Material provided:
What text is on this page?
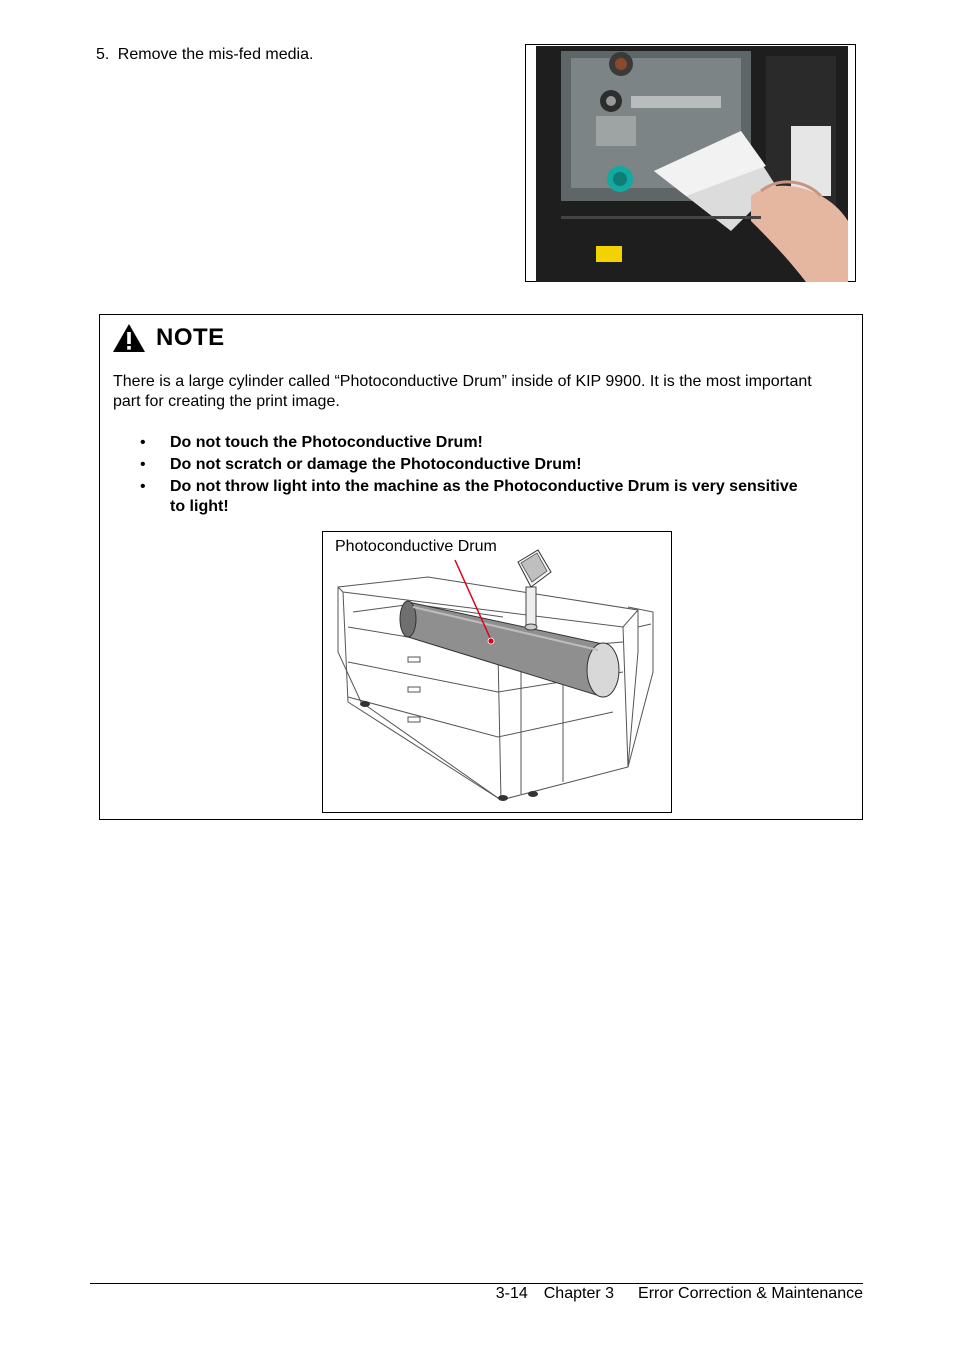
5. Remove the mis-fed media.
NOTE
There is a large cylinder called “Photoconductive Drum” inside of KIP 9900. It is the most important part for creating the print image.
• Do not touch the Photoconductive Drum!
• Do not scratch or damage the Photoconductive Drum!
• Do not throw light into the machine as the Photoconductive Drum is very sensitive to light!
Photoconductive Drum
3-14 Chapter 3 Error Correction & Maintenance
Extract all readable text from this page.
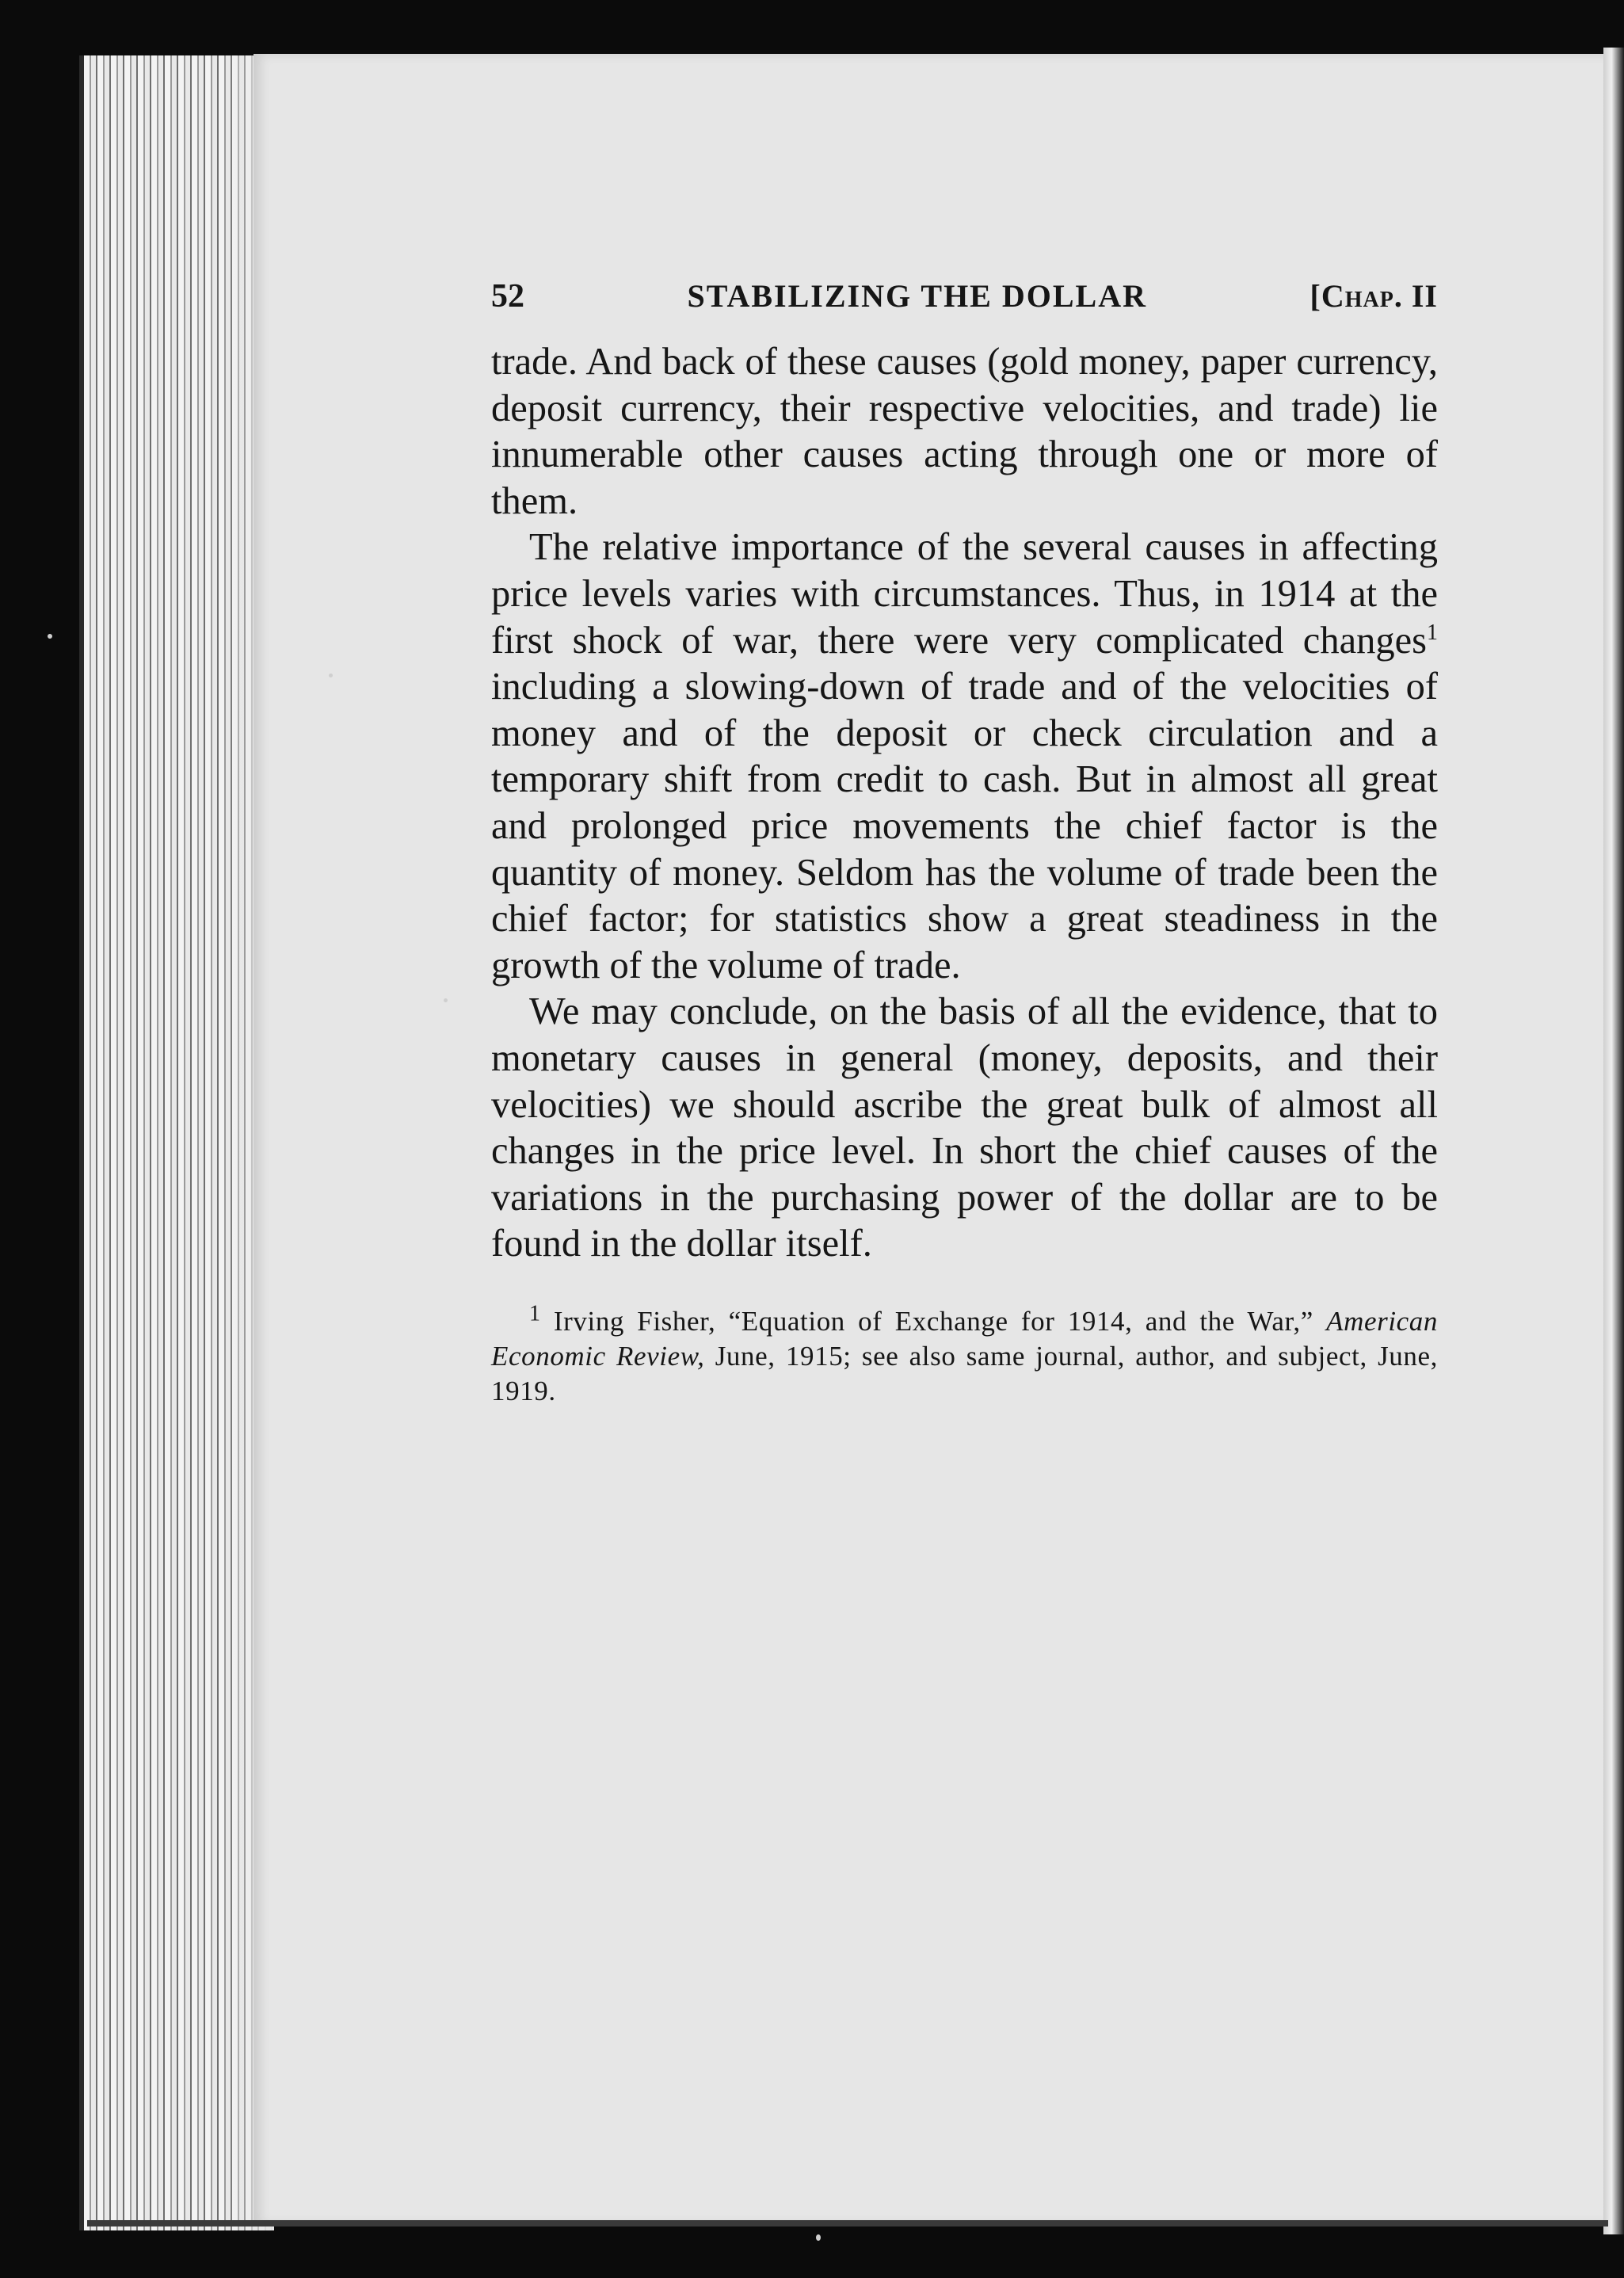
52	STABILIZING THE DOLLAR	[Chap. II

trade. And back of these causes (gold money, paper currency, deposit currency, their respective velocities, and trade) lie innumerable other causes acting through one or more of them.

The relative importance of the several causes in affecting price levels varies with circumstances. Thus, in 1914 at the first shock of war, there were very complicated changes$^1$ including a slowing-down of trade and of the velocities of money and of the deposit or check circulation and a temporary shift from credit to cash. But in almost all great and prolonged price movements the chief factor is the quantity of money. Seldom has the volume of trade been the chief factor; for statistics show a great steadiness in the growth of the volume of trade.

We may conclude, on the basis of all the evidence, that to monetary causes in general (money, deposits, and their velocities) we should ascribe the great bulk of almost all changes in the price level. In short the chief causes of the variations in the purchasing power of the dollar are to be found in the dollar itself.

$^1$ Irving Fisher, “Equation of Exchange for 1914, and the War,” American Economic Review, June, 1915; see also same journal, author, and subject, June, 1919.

Aim of the task: Go through the lines above. Select every one that has the string "changes".

Task solution:
The relative importance of the several causes in affecting price levels varies with circumstances. Thus, in 1914 at the first shock of war, there were very complicated changes$^1$ including a slowing-down of trade and of the velocities of money and of the deposit or check circulation and a temporary shift from credit to cash. But in almost all great and prolonged price movements the chief factor is the quantity of money. Seldom has the volume of trade been the chief factor; for statistics show a great steadiness in the growth of the volume of trade.
We may conclude, on the basis of all the evidence, that to monetary causes in general (money, deposits, and their velocities) we should ascribe the great bulk of almost all changes in the price level. In short the chief causes of the variations in the purchasing power of the dollar are to be found in the dollar itself.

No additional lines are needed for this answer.